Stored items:

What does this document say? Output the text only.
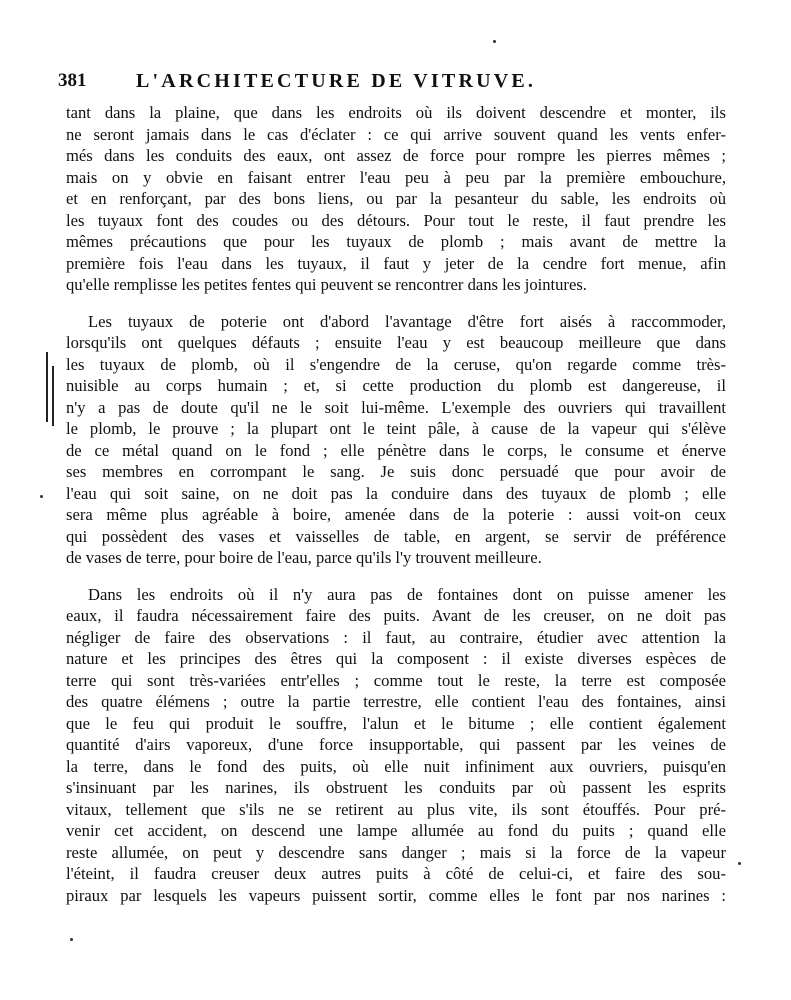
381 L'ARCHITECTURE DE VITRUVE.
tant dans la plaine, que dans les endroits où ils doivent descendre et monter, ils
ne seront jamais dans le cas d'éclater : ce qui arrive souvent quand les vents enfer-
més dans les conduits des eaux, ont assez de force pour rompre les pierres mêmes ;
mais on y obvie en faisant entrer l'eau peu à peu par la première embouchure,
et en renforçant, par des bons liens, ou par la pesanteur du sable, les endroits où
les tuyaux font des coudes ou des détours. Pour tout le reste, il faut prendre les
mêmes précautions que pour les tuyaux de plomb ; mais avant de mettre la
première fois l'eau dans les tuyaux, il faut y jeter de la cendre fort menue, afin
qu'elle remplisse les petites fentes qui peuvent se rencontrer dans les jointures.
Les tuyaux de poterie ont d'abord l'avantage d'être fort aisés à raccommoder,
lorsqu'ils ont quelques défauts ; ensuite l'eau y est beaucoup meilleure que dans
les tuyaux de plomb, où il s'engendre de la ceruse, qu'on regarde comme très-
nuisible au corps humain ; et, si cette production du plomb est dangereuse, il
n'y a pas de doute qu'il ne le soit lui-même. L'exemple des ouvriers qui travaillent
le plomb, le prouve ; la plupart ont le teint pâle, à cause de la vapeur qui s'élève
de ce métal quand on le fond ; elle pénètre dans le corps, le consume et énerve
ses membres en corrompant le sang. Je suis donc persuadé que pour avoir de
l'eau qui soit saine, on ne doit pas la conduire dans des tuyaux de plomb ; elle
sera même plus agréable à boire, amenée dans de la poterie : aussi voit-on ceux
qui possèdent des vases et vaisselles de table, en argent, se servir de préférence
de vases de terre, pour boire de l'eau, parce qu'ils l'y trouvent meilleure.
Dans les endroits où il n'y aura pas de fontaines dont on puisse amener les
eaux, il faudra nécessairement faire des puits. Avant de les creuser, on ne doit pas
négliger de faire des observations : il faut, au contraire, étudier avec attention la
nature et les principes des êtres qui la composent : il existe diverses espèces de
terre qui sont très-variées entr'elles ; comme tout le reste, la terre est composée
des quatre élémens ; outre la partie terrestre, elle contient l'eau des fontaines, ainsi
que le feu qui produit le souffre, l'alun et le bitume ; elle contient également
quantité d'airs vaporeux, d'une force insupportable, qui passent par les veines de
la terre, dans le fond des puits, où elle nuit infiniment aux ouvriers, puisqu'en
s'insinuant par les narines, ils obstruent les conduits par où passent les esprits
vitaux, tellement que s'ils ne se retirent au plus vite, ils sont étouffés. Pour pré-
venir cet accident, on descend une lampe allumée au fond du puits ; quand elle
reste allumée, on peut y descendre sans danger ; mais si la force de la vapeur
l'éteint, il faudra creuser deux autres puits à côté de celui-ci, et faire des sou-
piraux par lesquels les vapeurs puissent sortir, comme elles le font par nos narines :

---

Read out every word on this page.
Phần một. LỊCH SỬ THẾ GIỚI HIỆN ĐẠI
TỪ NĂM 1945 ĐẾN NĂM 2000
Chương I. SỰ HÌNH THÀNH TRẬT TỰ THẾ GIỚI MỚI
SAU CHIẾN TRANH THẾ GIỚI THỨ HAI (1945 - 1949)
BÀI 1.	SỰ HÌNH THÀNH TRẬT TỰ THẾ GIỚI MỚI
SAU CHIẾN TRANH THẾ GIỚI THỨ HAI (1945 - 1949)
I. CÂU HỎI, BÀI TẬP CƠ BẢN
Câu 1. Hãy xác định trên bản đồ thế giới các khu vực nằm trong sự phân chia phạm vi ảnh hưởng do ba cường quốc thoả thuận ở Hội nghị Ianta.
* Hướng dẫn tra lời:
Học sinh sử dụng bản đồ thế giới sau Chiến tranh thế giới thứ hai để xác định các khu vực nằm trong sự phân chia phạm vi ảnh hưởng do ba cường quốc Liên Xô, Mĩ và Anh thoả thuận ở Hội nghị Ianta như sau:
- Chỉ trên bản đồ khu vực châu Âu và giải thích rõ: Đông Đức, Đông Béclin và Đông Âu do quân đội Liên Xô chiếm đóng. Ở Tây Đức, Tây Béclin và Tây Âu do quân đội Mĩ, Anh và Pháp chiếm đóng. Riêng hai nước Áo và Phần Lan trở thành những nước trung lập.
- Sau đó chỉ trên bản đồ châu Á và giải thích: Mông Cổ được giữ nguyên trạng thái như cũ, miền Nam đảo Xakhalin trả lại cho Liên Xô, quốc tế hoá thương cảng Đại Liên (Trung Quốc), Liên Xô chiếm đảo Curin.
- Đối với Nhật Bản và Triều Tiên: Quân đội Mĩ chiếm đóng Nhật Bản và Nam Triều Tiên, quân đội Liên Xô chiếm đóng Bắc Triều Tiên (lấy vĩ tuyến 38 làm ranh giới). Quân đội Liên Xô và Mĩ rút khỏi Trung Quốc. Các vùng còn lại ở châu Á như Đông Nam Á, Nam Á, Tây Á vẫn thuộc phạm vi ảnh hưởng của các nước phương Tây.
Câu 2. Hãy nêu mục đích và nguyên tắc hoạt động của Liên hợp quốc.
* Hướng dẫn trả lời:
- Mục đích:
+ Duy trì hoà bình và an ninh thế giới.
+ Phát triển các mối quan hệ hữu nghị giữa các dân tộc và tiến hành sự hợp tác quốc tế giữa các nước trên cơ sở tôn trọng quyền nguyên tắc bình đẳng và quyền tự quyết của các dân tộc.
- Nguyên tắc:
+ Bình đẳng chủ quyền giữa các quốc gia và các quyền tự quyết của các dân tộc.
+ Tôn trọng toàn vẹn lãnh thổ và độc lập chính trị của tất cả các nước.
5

→ PROBLEM REQUIREMENTS: Copy every line of the listing that contains the word "Đông".

→ PROBLEM SOLUTION:
- Chỉ trên bản đồ khu vực châu Âu và giải thích rõ: Đông Đức, Đông Béclin và Đông Âu do quân đội Liên Xô chiếm đóng. Ở Tây Đức, Tây Béclin và Tây Âu do quân đội Mĩ, Anh và Pháp chiếm đóng. Riêng hai nước Áo và Phần Lan trở thành những nước trung lập.
- Đối với Nhật Bản và Triều Tiên: Quân đội Mĩ chiếm đóng Nhật Bản và Nam Triều Tiên, quân đội Liên Xô chiếm đóng Bắc Triều Tiên (lấy vĩ tuyến 38 làm ranh giới). Quân đội Liên Xô và Mĩ rút khỏi Trung Quốc. Các vùng còn lại ở châu Á như Đông Nam Á, Nam Á, Tây Á vẫn thuộc phạm vi ảnh hưởng của các nước phương Tây.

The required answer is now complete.